## FRAGMENTO DE LA PÁGINA
=-=-=

La estrategia de Estados Unidos: desestabilizar para favorecer a Israel

Una lectura antiintervencionista de los acontecimientos recientes lleva a concluir que muchas de las guerras libradas en Oriente Medio durante los últimos veinte años no han beneficiado ni a Estados Unidos ni a Europa, sino que han servido casi exclusivamente a los intereses estratégicos de Israel. Los conflictos en Siria, Irak y Libia —todos promovidos o apoyados por Occidente con el pretexto de "exportar democracia"— han generado escenarios desastrosos para la estabilidad regional y para los propios intereses occidentales, mientras que el único actor beneficiado ha sido Israel.

Consideremos la guerra de Irak de 2003: eliminó a Saddam Hussein (enemigo histórico de Israel), pero a costa de desestabilizar Irak durante décadas, fortalecer la influencia iraní en Bagdad y dar origen a Al Qaeda y luego al ISIS dentro del país. Un fiasco colosal para Washington, que gastó billones de dólares y perdió miles de soldados para encontrarse en un Irak caótico y proiraní; mientras tanto, Israel vio cómo un régimen hostil era derrocado y un gran ejército árabe destrozado.

=-=-=

## LO QUE SE PIDE
Reproduce sin cambios la parte del fragmento sobre Oriente Medio que arranca con las palabras que contienen "Una lectura antiintervencionista" y acaba en "ha sido Israel.". Las filas no tienen relación con el fragmento sobre Oriente Medio.

## Filas de origen
=-=-=

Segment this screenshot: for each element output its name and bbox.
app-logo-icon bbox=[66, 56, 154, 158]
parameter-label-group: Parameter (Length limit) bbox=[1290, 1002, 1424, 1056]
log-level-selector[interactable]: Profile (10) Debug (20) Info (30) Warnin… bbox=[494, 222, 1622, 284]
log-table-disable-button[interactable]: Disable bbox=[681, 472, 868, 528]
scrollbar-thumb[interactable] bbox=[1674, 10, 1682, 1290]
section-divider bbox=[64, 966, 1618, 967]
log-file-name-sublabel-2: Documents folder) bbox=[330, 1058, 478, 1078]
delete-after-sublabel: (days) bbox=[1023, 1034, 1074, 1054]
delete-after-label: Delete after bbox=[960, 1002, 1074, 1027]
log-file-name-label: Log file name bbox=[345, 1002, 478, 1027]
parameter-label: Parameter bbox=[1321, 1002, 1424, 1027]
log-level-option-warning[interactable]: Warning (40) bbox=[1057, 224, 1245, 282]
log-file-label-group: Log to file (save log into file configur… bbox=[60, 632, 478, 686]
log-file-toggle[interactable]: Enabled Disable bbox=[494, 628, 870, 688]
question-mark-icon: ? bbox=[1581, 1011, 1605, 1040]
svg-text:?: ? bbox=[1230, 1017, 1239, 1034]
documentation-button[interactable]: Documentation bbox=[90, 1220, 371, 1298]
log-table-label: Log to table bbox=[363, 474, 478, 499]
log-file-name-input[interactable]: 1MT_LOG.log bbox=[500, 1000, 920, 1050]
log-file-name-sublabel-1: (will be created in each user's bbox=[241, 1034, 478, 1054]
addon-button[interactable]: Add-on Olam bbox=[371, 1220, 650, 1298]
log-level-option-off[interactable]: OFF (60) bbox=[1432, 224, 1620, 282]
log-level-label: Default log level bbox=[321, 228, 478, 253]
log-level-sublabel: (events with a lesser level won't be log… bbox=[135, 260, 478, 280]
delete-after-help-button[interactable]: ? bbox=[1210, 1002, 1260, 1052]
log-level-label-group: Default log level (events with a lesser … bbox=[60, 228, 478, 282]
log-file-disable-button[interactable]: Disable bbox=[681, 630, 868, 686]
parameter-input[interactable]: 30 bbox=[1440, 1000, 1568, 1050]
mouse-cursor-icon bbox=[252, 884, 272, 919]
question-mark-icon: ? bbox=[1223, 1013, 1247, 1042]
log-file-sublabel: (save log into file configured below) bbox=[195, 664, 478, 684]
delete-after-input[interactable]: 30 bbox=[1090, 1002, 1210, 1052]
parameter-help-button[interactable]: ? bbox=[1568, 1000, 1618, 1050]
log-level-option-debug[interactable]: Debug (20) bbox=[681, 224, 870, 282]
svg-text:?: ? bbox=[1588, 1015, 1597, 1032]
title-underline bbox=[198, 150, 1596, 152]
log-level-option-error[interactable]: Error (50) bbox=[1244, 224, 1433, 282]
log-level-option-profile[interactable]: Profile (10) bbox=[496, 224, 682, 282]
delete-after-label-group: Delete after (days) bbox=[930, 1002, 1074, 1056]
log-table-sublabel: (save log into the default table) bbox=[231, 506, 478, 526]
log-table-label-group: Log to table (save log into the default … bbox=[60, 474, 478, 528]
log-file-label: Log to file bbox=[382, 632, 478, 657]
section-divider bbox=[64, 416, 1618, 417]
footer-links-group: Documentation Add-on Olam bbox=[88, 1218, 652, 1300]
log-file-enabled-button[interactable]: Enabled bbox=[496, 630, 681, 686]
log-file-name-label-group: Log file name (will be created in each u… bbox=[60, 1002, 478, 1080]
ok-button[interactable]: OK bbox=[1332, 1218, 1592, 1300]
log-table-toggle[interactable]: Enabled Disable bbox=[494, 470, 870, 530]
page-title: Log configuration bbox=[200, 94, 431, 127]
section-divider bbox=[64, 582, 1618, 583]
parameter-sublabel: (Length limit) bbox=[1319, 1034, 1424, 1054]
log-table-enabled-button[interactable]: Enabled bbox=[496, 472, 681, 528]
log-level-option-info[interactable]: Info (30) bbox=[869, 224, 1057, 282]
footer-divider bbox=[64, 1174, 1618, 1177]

=-=-=

## RESPUESTA
Una lectura antiintervencionista de los acontecimientos recientes lleva a concluir que muchas de las guerras libradas en Oriente Medio durante los últimos veinte años no han beneficiado ni a Estados Unidos ni a Europa, sino que han servido casi exclusivamente a los intereses estratégicos de Israel. Los conflictos en Siria, Irak y Libia —todos promovidos o apoyados por Occidente con el pretexto de "exportar democracia"— han generado escenarios desastrosos para la estabilidad regional y para los propios intereses occidentales, mientras que el único actor beneficiado ha sido Israel.